Reproduce, character for character, the lines that start with the one containing "- course-end-date: Jan" and continue through the one containing "- view-all-courses-link[interactable]: View", with both of those lines included.

• EXTRACTED RECORDS:
════════

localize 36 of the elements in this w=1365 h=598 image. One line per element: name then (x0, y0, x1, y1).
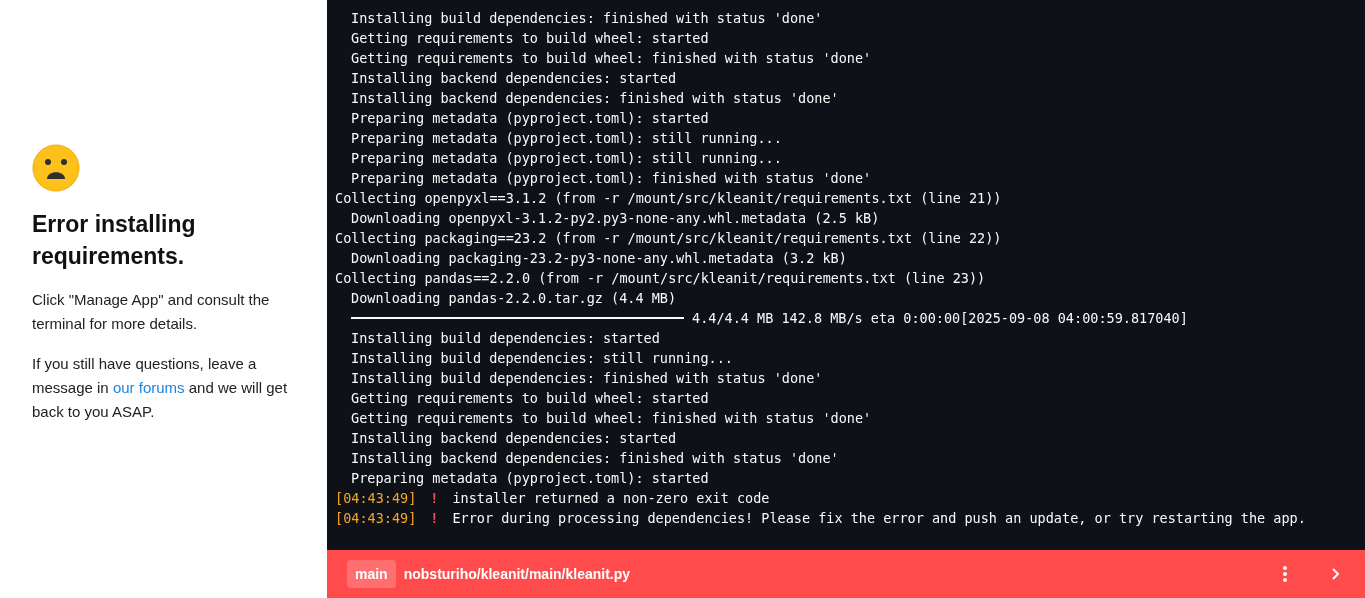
log-line: Installing build dependencies: still running... (351, 349, 733, 368)
log-line: Collecting openpyxl==3.1.2 (from -r /mount/src/kleanit/requirements.txt (line 21)) (335, 189, 1002, 208)
log-line: Installing build dependencies: started (351, 329, 660, 348)
branch-badge: main (347, 560, 396, 588)
log-line: Downloading openpyxl-3.1.2-py2.py3-none-any.whl.metadata (2.5 kB) (351, 209, 880, 228)
log-line: Getting requirements to build wheel: finished with status 'done' (351, 49, 872, 68)
error-message: Error during processing dependencies! Please fix the error and push an update, or try restarting the app. (452, 509, 1306, 528)
log-line: Getting requirements to build wheel: started (351, 389, 709, 408)
log-line: Preparing metadata (pyproject.toml): finished with status 'done' (351, 169, 872, 188)
log-line: Installing build dependencies: finished with status 'done' (351, 369, 823, 388)
log-line: Collecting pandas==2.2.0 (from -r /mount/src/kleanit/requirements.txt (line 23)) (335, 269, 986, 288)
forums-link[interactable]: our forums (112, 379, 185, 396)
timestamp: [04:43:49] (335, 509, 417, 528)
log-line: Preparing metadata (pyproject.toml): started (351, 109, 709, 128)
log-line: Preparing metadata (pyproject.toml): still running... (351, 149, 782, 168)
log-line: 4.4/4.4 MB 142.8 MB/s eta 0:00:00[2025-09-08 04:00:59.817040] (692, 309, 1188, 328)
log-line: Installing backend dependencies: started (351, 429, 677, 448)
file-path: nobsturiho/kleanit/main/kleanit.py (403, 566, 632, 582)
log-line: Collecting packaging==23.2 (from -r /mount/src/kleanit/requirements.txt (line 22)) (335, 229, 1002, 248)
log-line: Getting requirements to build wheel: started (351, 29, 709, 48)
log-line: Downloading packaging-23.2-py3-none-any.whl.metadata (3.2 kB) (351, 249, 847, 268)
help-paragraph: If you still have questions, leave a message in our forums and we will get back to you ASAP. (32, 354, 289, 422)
instruction-paragraph: Click "Manage App" and consult the terminal for more details. (32, 290, 271, 334)
log-line: Downloading pandas-2.2.0.tar.gz (4.4 MB) (351, 289, 677, 308)
error-mark: ! (430, 509, 439, 528)
error-message: installer returned a non-zero exit code (452, 489, 770, 508)
log-line: Getting requirements to build wheel: finished with status 'done' (351, 409, 872, 428)
log-line: Preparing metadata (pyproject.toml): still running... (351, 129, 782, 148)
error-mark: ! (430, 489, 439, 508)
log-line: Preparing metadata (pyproject.toml): started (351, 469, 709, 488)
log-line: Installing backend dependencies: started (351, 69, 677, 88)
log-line: Installing backend dependencies: finished with status 'done' (351, 89, 839, 108)
error-heading: Error installing requirements. (32, 210, 197, 271)
timestamp: [04:43:49] (335, 489, 417, 508)
log-line: Installing build dependencies: finished with status 'done' (351, 9, 823, 28)
log-line: Installing backend dependencies: finished with status 'done' (351, 449, 839, 468)
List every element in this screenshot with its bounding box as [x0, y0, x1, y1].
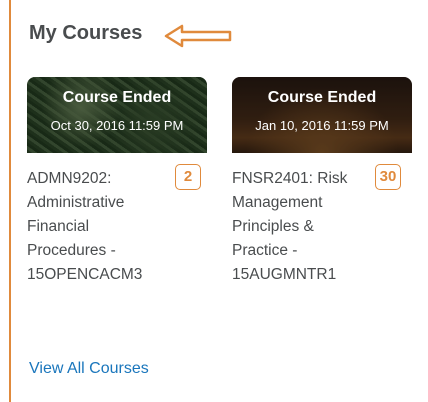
- course-end-date: Jan 10, 2016 11:59 PM: [255, 118, 389, 133]
- course-image[interactable]: Course Ended Oct 30, 2016 11:59 PM: [27, 77, 207, 153]
- course-name[interactable]: FNSR2401: Risk Management Principles & P…: [232, 167, 370, 287]
- course-status: Course Ended: [62, 89, 172, 106]
- course-tile[interactable]: Course Ended Jan 10, 2016 11:59 PM FNSR2…: [232, 77, 412, 283]
- notification-badge[interactable]: 30: [375, 164, 401, 190]
- course-name[interactable]: ADMN9202: Administrative Financial Proce…: [27, 167, 172, 287]
- view-all-courses-link[interactable]: View All Courses: [29, 360, 149, 378]
- course-end-date: Oct 30, 2016 11:59 PM: [50, 118, 184, 133]
- course-status: Course Ended: [267, 89, 377, 106]
- arrow-left-icon: [164, 24, 232, 48]
- course-image[interactable]: Course Ended Jan 10, 2016 11:59 PM: [232, 77, 412, 153]
- widget-title: My Courses: [29, 22, 143, 44]
- course-tile[interactable]: Course Ended Oct 30, 2016 11:59 PM ADMN9…: [27, 77, 207, 283]
- notification-badge[interactable]: 2: [175, 164, 201, 190]
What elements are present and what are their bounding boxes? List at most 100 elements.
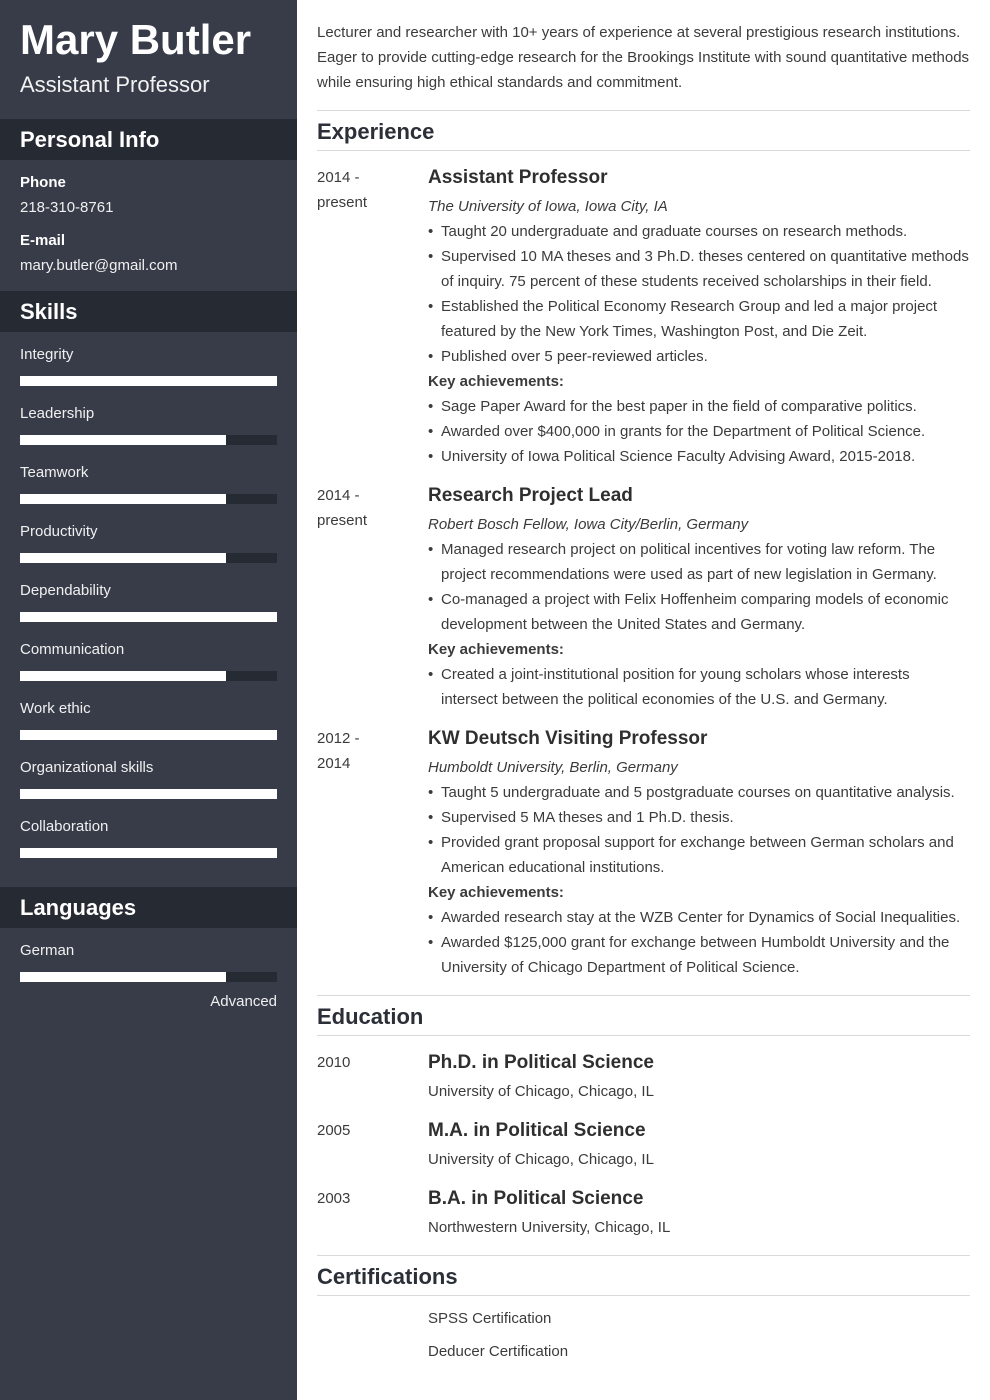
degree: B.A. in Political Science	[428, 1188, 644, 1209]
job-title: Research Project Lead	[428, 485, 633, 506]
summary: Lecturer and researcher with 10+ years o…	[317, 24, 970, 91]
email-value[interactable]: mary.butler@gmail.com	[20, 257, 277, 275]
education-year: 2003	[317, 1190, 351, 1207]
responsibility-item: Provided grant proposal support for exch…	[428, 830, 970, 880]
responsibilities-list: Taught 5 undergraduate and 5 postgraduat…	[428, 780, 970, 880]
achievement-item: Awarded $125,000 grant for exchange betw…	[428, 930, 970, 980]
language-level-bar	[20, 972, 277, 982]
sidebar: Mary Butler Assistant Professor Personal…	[0, 0, 297, 1400]
skill-item: Dependability	[20, 582, 277, 641]
responsibility-item: Taught 5 undergraduate and 5 postgraduat…	[428, 780, 970, 805]
responsibility-item: Published over 5 peer-reviewed articles.	[428, 344, 970, 369]
employer: Humboldt University, Berlin, Germany	[428, 759, 678, 776]
certification-item: SPSS Certification	[428, 1310, 552, 1327]
education-heading: Education	[317, 995, 970, 1036]
skill-name: Work ethic	[20, 700, 91, 717]
experience-entry: 2014 - present Research Project Lead Robert…	[317, 483, 970, 712]
employer: Robert Bosch Fellow, Iowa City/Berlin, G…	[428, 516, 749, 533]
degree: Ph.D. in Political Science	[428, 1052, 654, 1073]
skill-name: Integrity	[20, 346, 74, 363]
date-end: 2014	[317, 755, 351, 772]
skill-level-bar	[20, 376, 277, 386]
email-label: E-mail	[20, 232, 66, 249]
certification-item: Deducer Certification	[428, 1343, 569, 1360]
achievements-list: Created a joint-institutional position f…	[428, 662, 970, 712]
experience-dates: 2012 - 2014	[317, 726, 428, 980]
achievement-item: Awarded research stay at the WZB Center …	[428, 905, 970, 930]
employer: The University of Iowa, Iowa City, IA	[428, 198, 668, 215]
skills-heading: Skills	[0, 291, 297, 332]
skill-name: Leadership	[20, 405, 95, 422]
job-title: Assistant Professor	[428, 167, 608, 188]
skill-level-bar	[20, 848, 277, 858]
education-entry: 2010 Ph.D. in Political Science University…	[317, 1050, 970, 1104]
education-entry: 2003 B.A. in Political Science Northwester…	[317, 1186, 970, 1240]
experience-body: Research Project Lead Robert Bosch Fellow…	[428, 483, 970, 712]
education-year: 2010	[317, 1054, 351, 1071]
skill-name: Communication	[20, 641, 125, 658]
skill-level-fill	[20, 553, 226, 563]
key-achievements-label: Key achievements:	[428, 884, 564, 901]
skill-item: Productivity	[20, 523, 277, 582]
skill-item: Integrity	[20, 346, 277, 405]
responsibility-item: Co-managed a project with Felix Hoffenhe…	[428, 587, 970, 637]
skill-level-fill	[20, 435, 226, 445]
education-body: B.A. in Political Science Northwestern Un…	[428, 1186, 970, 1240]
responsibility-item: Established the Political Economy Resear…	[428, 294, 970, 344]
skill-level-fill	[20, 376, 277, 386]
education-list: 2010 Ph.D. in Political Science University…	[317, 1050, 970, 1240]
language-level-label: Advanced	[210, 993, 277, 1010]
responsibility-item: Supervised 5 MA theses and 1 Ph.D. thesi…	[428, 805, 970, 830]
degree: M.A. in Political Science	[428, 1120, 646, 1141]
skill-name: Organizational skills	[20, 759, 154, 776]
school: Northwestern University, Chicago, IL	[428, 1219, 671, 1236]
date-end: present	[317, 512, 368, 529]
experience-entry: 2014 - present Assistant Professor The Univ…	[317, 165, 970, 469]
skill-name: Productivity	[20, 523, 98, 540]
skill-item: Organizational skills	[20, 759, 277, 818]
achievements-list: Sage Paper Award for the best paper in t…	[428, 394, 970, 469]
responsibilities-list: Managed research project on political in…	[428, 537, 970, 637]
date-start: 2014 -	[317, 169, 360, 186]
candidate-name: Mary Butler	[20, 16, 252, 63]
school: University of Chicago, Chicago, IL	[428, 1151, 654, 1168]
achievement-item: Awarded over $400,000 in grants for the …	[428, 419, 970, 444]
skill-item: Teamwork	[20, 464, 277, 523]
education-year: 2005	[317, 1122, 351, 1139]
skill-level-fill	[20, 730, 277, 740]
main-content: Lecturer and researcher with 10+ years o…	[317, 0, 970, 1361]
skills-list: Integrity Leadership Teamwork Productivity D…	[0, 332, 297, 887]
achievements-list: Awarded research stay at the WZB Center …	[428, 905, 970, 980]
languages-heading: Languages	[0, 887, 297, 928]
skill-level-fill	[20, 789, 277, 799]
certifications-list: SPSS Certification Deducer Certification	[317, 1310, 970, 1361]
skill-level-bar	[20, 730, 277, 740]
skill-name: Collaboration	[20, 818, 109, 835]
phone-label: Phone	[20, 174, 66, 191]
skill-level-bar	[20, 671, 277, 681]
education-body: M.A. in Political Science University of C…	[428, 1118, 970, 1172]
responsibility-item: Managed research project on political in…	[428, 537, 970, 587]
achievement-item: Sage Paper Award for the best paper in t…	[428, 394, 970, 419]
education-entry: 2005 M.A. in Political Science University …	[317, 1118, 970, 1172]
achievement-item: University of Iowa Political Science Fac…	[428, 444, 970, 469]
skill-level-fill	[20, 612, 277, 622]
skill-level-fill	[20, 494, 226, 504]
skill-level-bar	[20, 612, 277, 622]
skill-level-bar	[20, 494, 277, 504]
responsibilities-list: Taught 20 undergraduate and graduate cou…	[428, 219, 970, 369]
certifications-heading: Certifications	[317, 1255, 970, 1296]
experience-body: KW Deutsch Visiting Professor Humboldt Un…	[428, 726, 970, 980]
job-title: KW Deutsch Visiting Professor	[428, 728, 708, 749]
education-body: Ph.D. in Political Science University of …	[428, 1050, 970, 1104]
language-level-fill	[20, 972, 226, 982]
personal-info-heading: Personal Info	[0, 119, 297, 160]
date-start: 2014 -	[317, 487, 360, 504]
date-end: present	[317, 194, 368, 211]
experience-dates: 2014 - present	[317, 483, 428, 712]
personal-info: Phone 218-310-8761 E-mail mary.butler@gm…	[0, 160, 297, 291]
language-item: German Advanced	[20, 942, 277, 1011]
language-name: German	[20, 942, 75, 959]
skill-name: Teamwork	[20, 464, 89, 481]
experience-list: 2014 - present Assistant Professor The Univ…	[317, 165, 970, 980]
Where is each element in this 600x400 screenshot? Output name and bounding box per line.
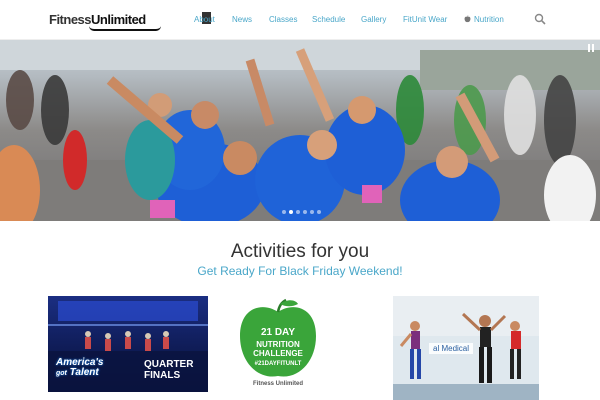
apple-icon [464, 15, 471, 23]
slider-dot[interactable] [289, 210, 293, 214]
slider-dot[interactable] [282, 210, 286, 214]
nav-item-about[interactable]: About [194, 15, 215, 24]
logo-swoosh [89, 26, 161, 31]
nav-item-gallery[interactable]: Gallery [361, 15, 386, 24]
logo-text: FitnessUnlimited [49, 12, 146, 27]
nav-item-classes[interactable]: Classes [269, 15, 297, 24]
challenge-days: 21 DAY [260, 327, 296, 338]
agt-caption: QUARTER FINALS [144, 359, 194, 381]
activities-title: Activities for you [230, 241, 370, 262]
challenge-line3: CHALLENGE [253, 349, 303, 358]
search-icon[interactable] [534, 13, 546, 25]
site-header: FitnessUnlimited About News Classes Sche… [0, 0, 600, 40]
activity-card-agt[interactable]: America's got Talent QUARTER FINALS [48, 296, 208, 392]
nav-item-nutrition-label: Nutrition [474, 15, 504, 24]
nav-item-nutrition[interactable]: Nutrition [464, 15, 504, 24]
challenge-brand: Fitness Unlimited [252, 381, 303, 387]
slider-dot[interactable] [296, 210, 300, 214]
site-logo[interactable]: FitnessUnlimited [49, 11, 211, 31]
agt-logo: America's got Talent [56, 357, 104, 378]
activity-card-nutrition-challenge[interactable]: 21 DAY NUTRITION CHALLENGE #21DAYFITUNLT… [236, 298, 320, 394]
pause-icon[interactable] [588, 44, 595, 52]
slider-dot[interactable] [310, 210, 314, 214]
activities-subtitle[interactable]: Get Ready For Black Friday Weekend! [0, 264, 600, 278]
activity-card-dance-class[interactable]: al Medical [393, 296, 539, 400]
medical-banner: al Medical [429, 343, 474, 354]
hero-photo [0, 40, 600, 221]
slider-dot[interactable] [303, 210, 307, 214]
challenge-hashtag: #21DAYFITUNLT [254, 361, 302, 367]
slider-dot[interactable] [317, 210, 321, 214]
hero-slider[interactable] [0, 40, 600, 221]
nav-item-news[interactable]: News [232, 15, 252, 24]
green-apple-icon [240, 298, 316, 377]
challenge-line2: NUTRITION [256, 340, 300, 349]
nav-item-fitunit-wear[interactable]: FitUnit Wear [403, 15, 447, 24]
nav-item-schedule[interactable]: Schedule [312, 15, 345, 24]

════════

• RESULT OF THE EXERCISE:
- course-end-date: Jan 10, 2016 11:59 PM: [255, 118, 389, 133]
- course-image[interactable]: Course Ended Oct 30, 2016 11:59 PM: [27, 77, 207, 153]
- course-name[interactable]: FNSR2401: Risk Management Principles & P…: [232, 167, 370, 287]
- course-status: Course Ended: [62, 89, 172, 106]
- course-tile[interactable]: Course Ended Jan 10, 2016 11:59 PM FNSR2…: [232, 77, 412, 283]
- notification-badge[interactable]: 30: [375, 164, 401, 190]
- course-name[interactable]: ADMN9202: Administrative Financial Proce…: [27, 167, 172, 287]
- view-all-courses-link[interactable]: View All Courses: [29, 360, 149, 378]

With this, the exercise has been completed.